REQUISITOS DAS TAREFAS:
1. Responda com base no trecho sobre o pecado:
(a) Como a primeira frase do trecho descreve aquilo de que trata?
(b) Além da expiação, que termos muitas pessoas, segundo o trecho, não compreendem?
(c) Segundo a última frase, por que as pessoas falam assim?
2. Continue o trecho sobre o pecado a partir da última frase apresentada.

Aqui, novamente, é algo que não hesito em descrever como um
absoluto essencial. É devido os homens não perceberem o ensino bíblico concernente
ao pecado que eles falham em compreender muitas outras coisas que estão
presentes no evangelho cristão. Há tantas pessoas hoje que afirmam não ver a
necessidade da encarnação; que não compreendem tudo o que se diz a respeito do
Filho de Deus precisar descer para a terra; elas não entendem todo este falar a
respeito de milagres e o sobrenatural; que não compreendem esta idéia da
expiação e termos tais como justificação, santificação e o novo nascimento.
Elas afirmam que não compreendem por que tudo isso parece ser necessário.
Argumentariam da seguinte maneira: “Não seria na Igreja que todas essas teorias
têm sido desenvolvidas, essas idéias puramente abstratas? Não seriam essas as
coisas que tem excitado as mentes dos teólogos? O que elas têm a fazer conosco,
e onde está a relevância prática delas?” Eu gostaria de salientar que pessoas
que falam assim, o fazem porque não tem entendido a verdade acerca do pecado.

INFORMAÇÕES FORNECIDAS:
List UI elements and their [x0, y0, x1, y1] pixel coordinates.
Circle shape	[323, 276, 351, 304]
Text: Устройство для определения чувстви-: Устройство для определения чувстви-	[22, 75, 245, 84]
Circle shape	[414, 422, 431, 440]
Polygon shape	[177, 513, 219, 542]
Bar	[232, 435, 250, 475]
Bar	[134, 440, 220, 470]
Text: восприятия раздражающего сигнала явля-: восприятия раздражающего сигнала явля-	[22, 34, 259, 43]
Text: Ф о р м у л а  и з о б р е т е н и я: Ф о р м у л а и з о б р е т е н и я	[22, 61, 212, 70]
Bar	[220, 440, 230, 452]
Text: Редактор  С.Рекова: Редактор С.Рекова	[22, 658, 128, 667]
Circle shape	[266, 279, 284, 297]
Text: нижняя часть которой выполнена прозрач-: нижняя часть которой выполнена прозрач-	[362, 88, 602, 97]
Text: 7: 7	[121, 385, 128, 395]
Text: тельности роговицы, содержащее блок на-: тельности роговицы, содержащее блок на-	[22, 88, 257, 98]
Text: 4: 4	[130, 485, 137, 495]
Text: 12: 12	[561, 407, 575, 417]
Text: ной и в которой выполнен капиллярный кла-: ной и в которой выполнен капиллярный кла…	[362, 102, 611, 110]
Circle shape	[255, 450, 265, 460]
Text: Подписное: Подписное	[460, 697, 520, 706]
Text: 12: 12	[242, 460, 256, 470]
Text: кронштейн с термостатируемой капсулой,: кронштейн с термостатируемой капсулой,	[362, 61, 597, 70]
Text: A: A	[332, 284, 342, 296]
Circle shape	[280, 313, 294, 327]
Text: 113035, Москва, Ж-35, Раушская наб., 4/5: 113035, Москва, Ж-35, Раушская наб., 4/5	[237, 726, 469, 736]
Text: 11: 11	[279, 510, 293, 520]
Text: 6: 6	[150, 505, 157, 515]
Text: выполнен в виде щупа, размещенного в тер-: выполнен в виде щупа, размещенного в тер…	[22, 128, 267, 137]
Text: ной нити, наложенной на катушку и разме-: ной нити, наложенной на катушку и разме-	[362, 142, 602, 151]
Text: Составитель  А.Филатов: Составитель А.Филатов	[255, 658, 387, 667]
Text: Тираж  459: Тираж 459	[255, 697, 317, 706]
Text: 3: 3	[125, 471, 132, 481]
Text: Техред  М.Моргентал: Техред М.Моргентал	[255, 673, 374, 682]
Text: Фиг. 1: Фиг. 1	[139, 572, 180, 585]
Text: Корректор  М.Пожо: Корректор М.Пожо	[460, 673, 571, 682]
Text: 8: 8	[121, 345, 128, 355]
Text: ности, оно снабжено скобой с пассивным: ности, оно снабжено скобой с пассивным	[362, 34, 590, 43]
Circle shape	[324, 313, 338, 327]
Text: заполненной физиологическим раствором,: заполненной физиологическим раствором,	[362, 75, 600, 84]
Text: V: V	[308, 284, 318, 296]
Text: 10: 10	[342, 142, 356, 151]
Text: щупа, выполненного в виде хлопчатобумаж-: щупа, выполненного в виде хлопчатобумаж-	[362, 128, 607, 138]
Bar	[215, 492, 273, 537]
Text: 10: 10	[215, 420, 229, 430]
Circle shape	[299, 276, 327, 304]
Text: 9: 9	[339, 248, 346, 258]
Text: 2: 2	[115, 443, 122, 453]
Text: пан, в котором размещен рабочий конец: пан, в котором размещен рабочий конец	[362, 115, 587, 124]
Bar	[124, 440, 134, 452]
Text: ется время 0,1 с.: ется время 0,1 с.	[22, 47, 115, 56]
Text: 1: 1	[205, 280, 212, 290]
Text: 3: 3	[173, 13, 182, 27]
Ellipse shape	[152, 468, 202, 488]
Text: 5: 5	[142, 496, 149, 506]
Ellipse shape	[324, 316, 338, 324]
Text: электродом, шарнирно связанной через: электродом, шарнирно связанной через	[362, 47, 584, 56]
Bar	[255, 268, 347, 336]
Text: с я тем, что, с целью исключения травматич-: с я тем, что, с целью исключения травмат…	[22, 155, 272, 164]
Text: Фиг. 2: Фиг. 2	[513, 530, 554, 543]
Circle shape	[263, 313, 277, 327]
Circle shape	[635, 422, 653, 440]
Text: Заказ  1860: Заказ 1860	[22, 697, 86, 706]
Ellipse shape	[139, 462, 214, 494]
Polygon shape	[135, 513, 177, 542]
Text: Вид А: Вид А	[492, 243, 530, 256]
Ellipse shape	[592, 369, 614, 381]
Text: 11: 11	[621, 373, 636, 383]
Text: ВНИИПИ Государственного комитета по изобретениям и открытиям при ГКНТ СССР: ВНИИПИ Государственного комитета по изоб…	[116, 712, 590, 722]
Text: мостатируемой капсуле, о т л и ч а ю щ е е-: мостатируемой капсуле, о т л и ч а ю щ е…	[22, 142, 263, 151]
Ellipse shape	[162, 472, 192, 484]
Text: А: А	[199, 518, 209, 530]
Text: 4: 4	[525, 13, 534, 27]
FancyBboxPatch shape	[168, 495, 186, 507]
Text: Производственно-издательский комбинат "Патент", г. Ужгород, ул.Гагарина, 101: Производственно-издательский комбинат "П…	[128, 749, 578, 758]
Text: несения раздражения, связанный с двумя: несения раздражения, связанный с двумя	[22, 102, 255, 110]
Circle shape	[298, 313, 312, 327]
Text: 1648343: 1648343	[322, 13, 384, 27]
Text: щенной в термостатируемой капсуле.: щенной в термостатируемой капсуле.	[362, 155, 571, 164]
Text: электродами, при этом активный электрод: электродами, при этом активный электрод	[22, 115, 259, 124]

RESPOSTAS POR TAREFA:
1.
(a) Como algo que não se hesita em descrever como um absoluto essencial.
(b) Justificação, santificação e o novo nascimento.
(c) Porque não têm entendido a verdade acerca do pecado.

2.
Elas não percebem o verdadeiro significado do ensino bíblico a respeito do
pecado. Não percebem que elas mesmas são pecadoras. Mas a Bíblia, em veemente
contraste, insiste constantemente sobre isto do começo ao fim. Na verdade, eu
colocaria o desafio da Bíblia ao mundo moderno nesta forma: ela nos afirma que
a vida do homem, seja individual ou coletivamente, simplesmente não pode ser
compreendida à parte da doutrina do pecado. Aqui nós estamos neste mundo
moderno e complicado; estamos conscientes que alguma coisa está errada, e a
pergunta é: “O que está errado?” Os políticos parecem não ser capazes de
resolver os nossos problemas. Os filósofos estão fazendo perguntas, porém
parece que eles não podem respondê-las. Todos os nossos esforços não conseguem
colocar o mundo em ordem. A Bíblia diz: “Vocês estão ignorando a única coisa
que é a chave para a situação! É o pecado. Eis a causa da angústia dos
indivíduos, dos relacionamentos humanos mais íntimos, dos relacionamentos
internacionais em toda parte. Aí está o problema”.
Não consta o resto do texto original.